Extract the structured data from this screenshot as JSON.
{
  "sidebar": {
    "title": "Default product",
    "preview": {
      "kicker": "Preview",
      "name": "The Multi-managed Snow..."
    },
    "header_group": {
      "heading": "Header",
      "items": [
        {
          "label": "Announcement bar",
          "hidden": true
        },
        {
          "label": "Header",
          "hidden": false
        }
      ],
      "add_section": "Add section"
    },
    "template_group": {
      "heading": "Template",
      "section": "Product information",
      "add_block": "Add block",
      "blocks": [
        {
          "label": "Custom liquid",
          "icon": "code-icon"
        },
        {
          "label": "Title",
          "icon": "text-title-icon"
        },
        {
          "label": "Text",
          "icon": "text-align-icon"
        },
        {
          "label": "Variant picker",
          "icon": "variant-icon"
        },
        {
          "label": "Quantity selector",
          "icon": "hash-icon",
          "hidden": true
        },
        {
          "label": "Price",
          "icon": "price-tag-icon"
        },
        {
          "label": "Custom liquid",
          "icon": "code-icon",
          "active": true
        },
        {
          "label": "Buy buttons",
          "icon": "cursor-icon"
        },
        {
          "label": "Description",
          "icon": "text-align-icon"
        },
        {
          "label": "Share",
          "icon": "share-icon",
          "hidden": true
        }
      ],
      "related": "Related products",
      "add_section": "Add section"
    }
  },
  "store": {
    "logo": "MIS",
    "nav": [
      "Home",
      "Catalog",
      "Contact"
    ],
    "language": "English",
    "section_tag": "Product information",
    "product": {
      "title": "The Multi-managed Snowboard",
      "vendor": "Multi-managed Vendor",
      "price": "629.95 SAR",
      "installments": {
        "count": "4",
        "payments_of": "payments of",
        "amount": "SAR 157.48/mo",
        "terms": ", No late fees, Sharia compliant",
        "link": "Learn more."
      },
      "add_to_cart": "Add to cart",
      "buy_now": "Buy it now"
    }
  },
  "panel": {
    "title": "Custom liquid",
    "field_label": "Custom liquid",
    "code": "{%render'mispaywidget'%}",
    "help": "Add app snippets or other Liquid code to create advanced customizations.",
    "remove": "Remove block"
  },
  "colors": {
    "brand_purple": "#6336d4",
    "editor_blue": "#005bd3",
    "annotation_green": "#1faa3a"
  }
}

□ □ □ □ □

Copy the material above verbatim.

Reply to the exercise:
Extract the structured data from this screenshot as JSON.
{
  "sidebar": {
    "title": "Default product",
    "preview": {
      "kicker": "Preview",
      "name": "The Multi-managed Snow..."
    },
    "header_group": {
      "heading": "Header",
      "items": [
        {
          "label": "Announcement bar",
          "hidden": true
        },
        {
          "label": "Header",
          "hidden": false
        }
      ],
      "add_section": "Add section"
    },
    "template_group": {
      "heading": "Template",
      "section": "Product information",
      "add_block": "Add block",
      "blocks": [
        {
          "label": "Custom liquid",
          "icon": "code-icon"
        },
        {
          "label": "Title",
          "icon": "text-title-icon"
        },
        {
          "label": "Text",
          "icon": "text-align-icon"
        },
        {
          "label": "Variant picker",
          "icon": "variant-icon"
        },
        {
          "label": "Quantity selector",
          "icon": "hash-icon",
          "hidden": true
        },
        {
          "label": "Price",
          "icon": "price-tag-icon"
        },
        {
          "label": "Custom liquid",
          "icon": "code-icon",
          "active": true
        },
        {
          "label": "Buy buttons",
          "icon": "cursor-icon"
        },
        {
          "label": "Description",
          "icon": "text-align-icon"
        },
        {
          "label": "Share",
          "icon": "share-icon",
          "hidden": true
        }
      ],
      "related": "Related products",
      "add_section": "Add section"
    }
  },
  "store": {
    "logo": "MIS",
    "nav": [
      "Home",
      "Catalog",
      "Contact"
    ],
    "language": "English",
    "section_tag": "Product information",
    "product": {
      "title": "The Multi-managed Snowboard",
      "vendor": "Multi-managed Vendor",
      "price": "629.95 SAR",
      "installments": {
        "count": "4",
        "payments_of": "payments of",
        "amount": "SAR 157.48/mo",
        "terms": ", No late fees, Sharia compliant",
        "link": "Learn more."
      },
      "add_to_cart": "Add to cart",
      "buy_now": "Buy it now"
    }
  },
  "panel": {
    "title": "Custom liquid",
    "field_label": "Custom liquid",
    "code": "{%render'mispaywidget'%}",
    "help": "Add app snippets or other Liquid code to create advanced customizations.",
    "remove": "Remove block"
  },
  "colors": {
    "brand_purple": "#6336d4",
    "editor_blue": "#005bd3",
    "annotation_green": "#1faa3a"
  }
}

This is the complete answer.